Given exercise ▸ Give back the full listing, character for character, with no pictures.

Dataset extract ▸
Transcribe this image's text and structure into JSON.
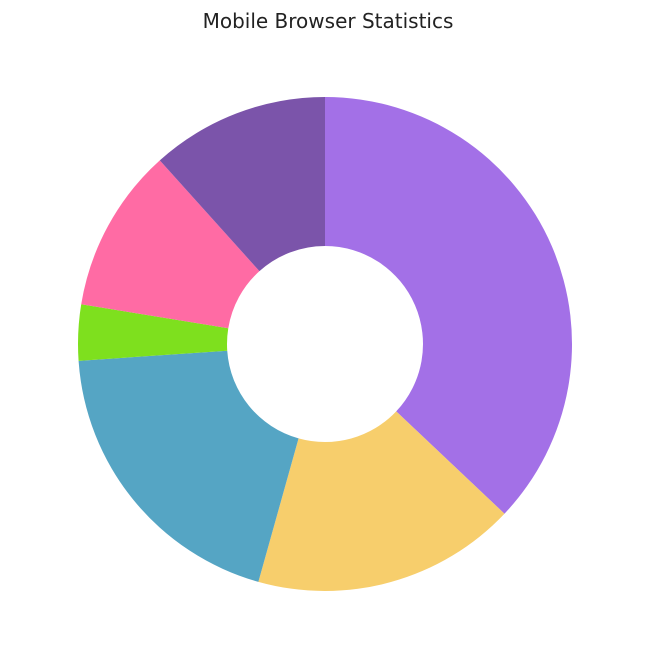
{
  "chart_data": {
    "type": "pie",
    "title": "Mobile Browser Statistics",
    "donut": true,
    "legend": "none",
    "data_labels": false,
    "slices": [
      {
        "value": 37.5,
        "color": "#a370e7"
      },
      {
        "value": 17.5,
        "color": "#f7ce6c"
      },
      {
        "value": 19.8,
        "color": "#55a5c4"
      },
      {
        "value": 3.7,
        "color": "#7ee01e"
      },
      {
        "value": 10.9,
        "color": "#ff6ba4"
      },
      {
        "value": 11.8,
        "color": "#7b54aa"
      }
    ]
  }
}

Result of this task ▸
Transcribe this image's text and structure into JSON.
{
  "chart_data": {
    "type": "pie",
    "title": "Mobile Browser Statistics",
    "donut": true,
    "legend": "none",
    "data_labels": false,
    "slices": [
      {
        "value": 37.5,
        "color": "#a370e7"
      },
      {
        "value": 17.5,
        "color": "#f7ce6c"
      },
      {
        "value": 19.8,
        "color": "#55a5c4"
      },
      {
        "value": 3.7,
        "color": "#7ee01e"
      },
      {
        "value": 10.9,
        "color": "#ff6ba4"
      },
      {
        "value": 11.8,
        "color": "#7b54aa"
      }
    ]
  }
}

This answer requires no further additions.